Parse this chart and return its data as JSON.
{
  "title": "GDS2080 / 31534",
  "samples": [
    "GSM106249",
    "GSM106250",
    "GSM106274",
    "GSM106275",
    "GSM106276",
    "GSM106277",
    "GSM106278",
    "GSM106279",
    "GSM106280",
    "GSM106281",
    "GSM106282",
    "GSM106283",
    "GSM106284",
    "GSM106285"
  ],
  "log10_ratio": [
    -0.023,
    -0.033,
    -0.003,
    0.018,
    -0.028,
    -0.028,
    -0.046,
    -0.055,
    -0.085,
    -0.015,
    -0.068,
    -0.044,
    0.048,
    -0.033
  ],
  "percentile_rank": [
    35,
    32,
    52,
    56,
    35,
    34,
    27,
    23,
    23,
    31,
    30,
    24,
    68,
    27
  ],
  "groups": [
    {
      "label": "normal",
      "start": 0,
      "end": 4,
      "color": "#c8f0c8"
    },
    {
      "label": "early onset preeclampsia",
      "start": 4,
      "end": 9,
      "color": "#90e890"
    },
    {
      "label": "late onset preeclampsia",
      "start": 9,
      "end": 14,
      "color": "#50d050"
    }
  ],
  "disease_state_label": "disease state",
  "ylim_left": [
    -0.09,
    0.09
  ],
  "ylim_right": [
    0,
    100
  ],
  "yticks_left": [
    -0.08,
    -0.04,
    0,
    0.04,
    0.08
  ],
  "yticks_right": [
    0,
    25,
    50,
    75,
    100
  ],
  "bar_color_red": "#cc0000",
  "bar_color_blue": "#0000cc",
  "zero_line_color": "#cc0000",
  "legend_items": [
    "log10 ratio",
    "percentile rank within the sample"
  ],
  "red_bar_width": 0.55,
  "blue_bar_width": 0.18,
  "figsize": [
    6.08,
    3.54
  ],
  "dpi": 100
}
────────────────────────────────────────
Given request
Reproduce every record above exactly as it appears.

Written response
Parse this chart and return its data as JSON.
{
  "title": "GDS2080 / 31534",
  "samples": [
    "GSM106249",
    "GSM106250",
    "GSM106274",
    "GSM106275",
    "GSM106276",
    "GSM106277",
    "GSM106278",
    "GSM106279",
    "GSM106280",
    "GSM106281",
    "GSM106282",
    "GSM106283",
    "GSM106284",
    "GSM106285"
  ],
  "log10_ratio": [
    -0.023,
    -0.033,
    -0.003,
    0.018,
    -0.028,
    -0.028,
    -0.046,
    -0.055,
    -0.085,
    -0.015,
    -0.068,
    -0.044,
    0.048,
    -0.033
  ],
  "percentile_rank": [
    35,
    32,
    52,
    56,
    35,
    34,
    27,
    23,
    23,
    31,
    30,
    24,
    68,
    27
  ],
  "groups": [
    {
      "label": "normal",
      "start": 0,
      "end": 4,
      "color": "#c8f0c8"
    },
    {
      "label": "early onset preeclampsia",
      "start": 4,
      "end": 9,
      "color": "#90e890"
    },
    {
      "label": "late onset preeclampsia",
      "start": 9,
      "end": 14,
      "color": "#50d050"
    }
  ],
  "disease_state_label": "disease state",
  "ylim_left": [
    -0.09,
    0.09
  ],
  "ylim_right": [
    0,
    100
  ],
  "yticks_left": [
    -0.08,
    -0.04,
    0,
    0.04,
    0.08
  ],
  "yticks_right": [
    0,
    25,
    50,
    75,
    100
  ],
  "bar_color_red": "#cc0000",
  "bar_color_blue": "#0000cc",
  "zero_line_color": "#cc0000",
  "legend_items": [
    "log10 ratio",
    "percentile rank within the sample"
  ],
  "red_bar_width": 0.55,
  "blue_bar_width": 0.18,
  "figsize": [
    6.08,
    3.54
  ],
  "dpi": 100
}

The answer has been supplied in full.